_Task objective_
Look through the data below and count each line where the word "PANTS" appears. Reply with the count alone.

Entries provided start

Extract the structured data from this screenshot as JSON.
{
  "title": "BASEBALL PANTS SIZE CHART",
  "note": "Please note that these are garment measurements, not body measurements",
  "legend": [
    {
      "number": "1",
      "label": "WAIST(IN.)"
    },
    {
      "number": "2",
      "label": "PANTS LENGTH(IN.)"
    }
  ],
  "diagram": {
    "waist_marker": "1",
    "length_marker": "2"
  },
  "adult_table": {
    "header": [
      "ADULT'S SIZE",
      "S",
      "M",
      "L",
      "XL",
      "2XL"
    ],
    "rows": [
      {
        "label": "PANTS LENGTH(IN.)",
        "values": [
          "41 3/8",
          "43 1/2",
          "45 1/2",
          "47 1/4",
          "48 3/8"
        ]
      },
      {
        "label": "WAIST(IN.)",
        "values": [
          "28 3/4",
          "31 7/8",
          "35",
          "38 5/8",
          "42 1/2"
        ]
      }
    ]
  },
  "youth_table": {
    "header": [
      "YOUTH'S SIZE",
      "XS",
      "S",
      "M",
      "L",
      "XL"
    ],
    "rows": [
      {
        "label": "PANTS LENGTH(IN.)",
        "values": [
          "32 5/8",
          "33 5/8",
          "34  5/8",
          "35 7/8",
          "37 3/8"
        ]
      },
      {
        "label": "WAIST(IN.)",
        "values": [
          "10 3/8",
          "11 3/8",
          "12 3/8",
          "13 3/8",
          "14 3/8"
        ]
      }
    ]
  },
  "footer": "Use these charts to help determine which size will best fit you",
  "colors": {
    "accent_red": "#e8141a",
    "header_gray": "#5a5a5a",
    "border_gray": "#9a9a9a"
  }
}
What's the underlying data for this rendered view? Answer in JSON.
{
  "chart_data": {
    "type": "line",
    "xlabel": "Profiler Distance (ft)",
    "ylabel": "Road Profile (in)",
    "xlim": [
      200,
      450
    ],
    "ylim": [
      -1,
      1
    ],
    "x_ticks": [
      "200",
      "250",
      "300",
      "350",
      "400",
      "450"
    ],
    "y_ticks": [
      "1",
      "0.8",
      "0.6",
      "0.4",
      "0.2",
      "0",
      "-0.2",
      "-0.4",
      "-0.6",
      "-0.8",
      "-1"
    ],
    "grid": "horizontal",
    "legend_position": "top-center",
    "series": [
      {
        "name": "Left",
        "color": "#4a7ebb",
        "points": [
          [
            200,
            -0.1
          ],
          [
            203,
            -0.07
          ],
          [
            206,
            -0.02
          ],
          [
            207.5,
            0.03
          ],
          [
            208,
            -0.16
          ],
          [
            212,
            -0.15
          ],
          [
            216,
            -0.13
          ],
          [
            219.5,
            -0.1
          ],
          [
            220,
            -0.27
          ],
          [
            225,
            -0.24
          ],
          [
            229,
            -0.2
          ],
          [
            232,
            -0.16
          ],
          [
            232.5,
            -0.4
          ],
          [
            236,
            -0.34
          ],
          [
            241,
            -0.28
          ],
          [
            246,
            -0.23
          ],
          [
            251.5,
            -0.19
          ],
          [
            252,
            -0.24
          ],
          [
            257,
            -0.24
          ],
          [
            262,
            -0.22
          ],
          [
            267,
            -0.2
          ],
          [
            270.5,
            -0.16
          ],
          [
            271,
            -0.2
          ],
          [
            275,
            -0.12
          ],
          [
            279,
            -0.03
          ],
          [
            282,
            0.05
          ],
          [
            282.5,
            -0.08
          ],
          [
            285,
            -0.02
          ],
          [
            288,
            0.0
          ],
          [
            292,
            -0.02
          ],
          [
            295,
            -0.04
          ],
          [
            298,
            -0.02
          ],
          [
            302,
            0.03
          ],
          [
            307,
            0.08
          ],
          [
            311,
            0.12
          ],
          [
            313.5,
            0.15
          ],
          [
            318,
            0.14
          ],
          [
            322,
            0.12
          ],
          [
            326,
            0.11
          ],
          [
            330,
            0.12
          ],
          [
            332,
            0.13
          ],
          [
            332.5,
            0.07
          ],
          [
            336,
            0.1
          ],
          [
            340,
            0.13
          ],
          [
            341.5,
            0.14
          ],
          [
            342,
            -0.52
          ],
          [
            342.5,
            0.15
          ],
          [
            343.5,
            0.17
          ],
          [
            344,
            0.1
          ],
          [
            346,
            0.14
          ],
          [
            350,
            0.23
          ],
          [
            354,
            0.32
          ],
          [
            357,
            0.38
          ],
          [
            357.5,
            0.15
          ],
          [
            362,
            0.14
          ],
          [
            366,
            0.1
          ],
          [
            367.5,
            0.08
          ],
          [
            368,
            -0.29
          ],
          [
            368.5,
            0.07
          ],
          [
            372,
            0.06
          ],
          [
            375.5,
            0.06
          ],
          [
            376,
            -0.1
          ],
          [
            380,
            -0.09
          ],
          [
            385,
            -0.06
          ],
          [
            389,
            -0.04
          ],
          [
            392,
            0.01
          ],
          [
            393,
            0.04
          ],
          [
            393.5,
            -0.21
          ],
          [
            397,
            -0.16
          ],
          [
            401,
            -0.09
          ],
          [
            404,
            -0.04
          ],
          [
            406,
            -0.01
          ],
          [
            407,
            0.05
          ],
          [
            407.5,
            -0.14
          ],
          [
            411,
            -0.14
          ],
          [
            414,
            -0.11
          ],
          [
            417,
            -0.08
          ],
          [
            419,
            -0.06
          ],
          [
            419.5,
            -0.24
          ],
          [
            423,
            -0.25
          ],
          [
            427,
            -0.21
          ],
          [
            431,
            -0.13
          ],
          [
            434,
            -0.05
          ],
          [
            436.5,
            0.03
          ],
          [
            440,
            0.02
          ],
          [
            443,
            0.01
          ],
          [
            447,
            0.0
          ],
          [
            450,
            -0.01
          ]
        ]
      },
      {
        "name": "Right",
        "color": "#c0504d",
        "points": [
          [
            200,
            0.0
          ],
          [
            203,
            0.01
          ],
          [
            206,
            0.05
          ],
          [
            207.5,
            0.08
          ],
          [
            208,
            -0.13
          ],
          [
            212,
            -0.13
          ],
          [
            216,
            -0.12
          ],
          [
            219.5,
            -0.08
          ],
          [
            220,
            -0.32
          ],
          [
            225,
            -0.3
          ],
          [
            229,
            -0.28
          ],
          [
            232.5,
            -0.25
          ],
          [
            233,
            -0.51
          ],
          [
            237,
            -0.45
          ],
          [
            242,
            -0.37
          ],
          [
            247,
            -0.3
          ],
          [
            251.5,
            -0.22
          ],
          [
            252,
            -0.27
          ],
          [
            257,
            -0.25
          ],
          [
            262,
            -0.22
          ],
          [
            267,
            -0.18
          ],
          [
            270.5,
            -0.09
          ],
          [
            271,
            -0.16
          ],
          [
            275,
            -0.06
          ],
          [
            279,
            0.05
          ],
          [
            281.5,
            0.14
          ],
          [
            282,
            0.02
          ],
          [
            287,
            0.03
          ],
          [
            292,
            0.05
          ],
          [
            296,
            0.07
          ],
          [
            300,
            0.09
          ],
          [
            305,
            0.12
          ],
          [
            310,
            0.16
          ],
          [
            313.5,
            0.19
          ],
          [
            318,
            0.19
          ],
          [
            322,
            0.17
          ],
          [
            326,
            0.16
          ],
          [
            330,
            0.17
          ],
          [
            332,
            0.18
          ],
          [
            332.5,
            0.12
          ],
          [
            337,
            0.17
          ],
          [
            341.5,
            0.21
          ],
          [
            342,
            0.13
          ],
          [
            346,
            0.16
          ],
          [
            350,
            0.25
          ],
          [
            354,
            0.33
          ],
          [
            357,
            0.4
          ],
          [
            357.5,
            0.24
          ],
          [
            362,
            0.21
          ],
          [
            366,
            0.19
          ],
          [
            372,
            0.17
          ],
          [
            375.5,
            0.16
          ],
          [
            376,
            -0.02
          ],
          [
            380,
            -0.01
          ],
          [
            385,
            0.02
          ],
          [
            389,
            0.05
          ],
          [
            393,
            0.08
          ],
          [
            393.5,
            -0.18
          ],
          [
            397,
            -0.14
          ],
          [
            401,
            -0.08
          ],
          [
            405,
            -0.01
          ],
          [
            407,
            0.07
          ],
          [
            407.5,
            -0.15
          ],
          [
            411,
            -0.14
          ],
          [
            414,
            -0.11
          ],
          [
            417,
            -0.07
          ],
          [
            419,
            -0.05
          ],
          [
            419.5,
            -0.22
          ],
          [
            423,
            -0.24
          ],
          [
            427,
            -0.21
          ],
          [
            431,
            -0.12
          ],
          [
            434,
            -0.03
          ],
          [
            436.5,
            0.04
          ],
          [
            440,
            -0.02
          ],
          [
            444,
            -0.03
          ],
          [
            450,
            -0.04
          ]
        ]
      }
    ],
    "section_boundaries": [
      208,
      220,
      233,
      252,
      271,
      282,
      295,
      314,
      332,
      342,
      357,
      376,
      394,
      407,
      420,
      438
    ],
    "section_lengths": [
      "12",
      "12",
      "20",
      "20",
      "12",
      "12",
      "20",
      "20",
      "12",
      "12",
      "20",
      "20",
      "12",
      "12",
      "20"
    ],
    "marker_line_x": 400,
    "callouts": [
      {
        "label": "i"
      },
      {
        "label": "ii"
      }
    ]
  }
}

Entries provided end

_Expected answer_
4